Task requirements:
The data below is to be returned in full and exactly.

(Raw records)
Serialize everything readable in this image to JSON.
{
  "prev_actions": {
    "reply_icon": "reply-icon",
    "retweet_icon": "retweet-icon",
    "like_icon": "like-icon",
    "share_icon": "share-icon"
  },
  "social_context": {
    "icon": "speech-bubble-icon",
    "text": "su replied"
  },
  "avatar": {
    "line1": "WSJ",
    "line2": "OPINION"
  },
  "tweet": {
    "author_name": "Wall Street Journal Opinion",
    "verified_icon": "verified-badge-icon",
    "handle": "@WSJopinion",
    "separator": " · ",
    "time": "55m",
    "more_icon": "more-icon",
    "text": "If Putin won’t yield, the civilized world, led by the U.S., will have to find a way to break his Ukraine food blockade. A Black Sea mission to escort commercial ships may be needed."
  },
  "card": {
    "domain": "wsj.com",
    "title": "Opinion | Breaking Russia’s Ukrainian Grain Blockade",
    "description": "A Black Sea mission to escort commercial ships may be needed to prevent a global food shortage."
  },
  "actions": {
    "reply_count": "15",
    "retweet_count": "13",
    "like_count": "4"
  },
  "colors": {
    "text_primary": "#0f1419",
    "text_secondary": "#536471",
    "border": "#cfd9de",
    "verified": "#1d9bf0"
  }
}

Response:
Serialize everything readable in this image to JSON.
{
  "prev_actions": {
    "reply_icon": "reply-icon",
    "retweet_icon": "retweet-icon",
    "like_icon": "like-icon",
    "share_icon": "share-icon"
  },
  "social_context": {
    "icon": "speech-bubble-icon",
    "text": "su replied"
  },
  "avatar": {
    "line1": "WSJ",
    "line2": "OPINION"
  },
  "tweet": {
    "author_name": "Wall Street Journal Opinion",
    "verified_icon": "verified-badge-icon",
    "handle": "@WSJopinion",
    "separator": " · ",
    "time": "55m",
    "more_icon": "more-icon",
    "text": "If Putin won’t yield, the civilized world, led by the U.S., will have to find a way to break his Ukraine food blockade. A Black Sea mission to escort commercial ships may be needed."
  },
  "card": {
    "domain": "wsj.com",
    "title": "Opinion | Breaking Russia’s Ukrainian Grain Blockade",
    "description": "A Black Sea mission to escort commercial ships may be needed to prevent a global food shortage."
  },
  "actions": {
    "reply_count": "15",
    "retweet_count": "13",
    "like_count": "4"
  },
  "colors": {
    "text_primary": "#0f1419",
    "text_secondary": "#536471",
    "border": "#cfd9de",
    "verified": "#1d9bf0"
  }
}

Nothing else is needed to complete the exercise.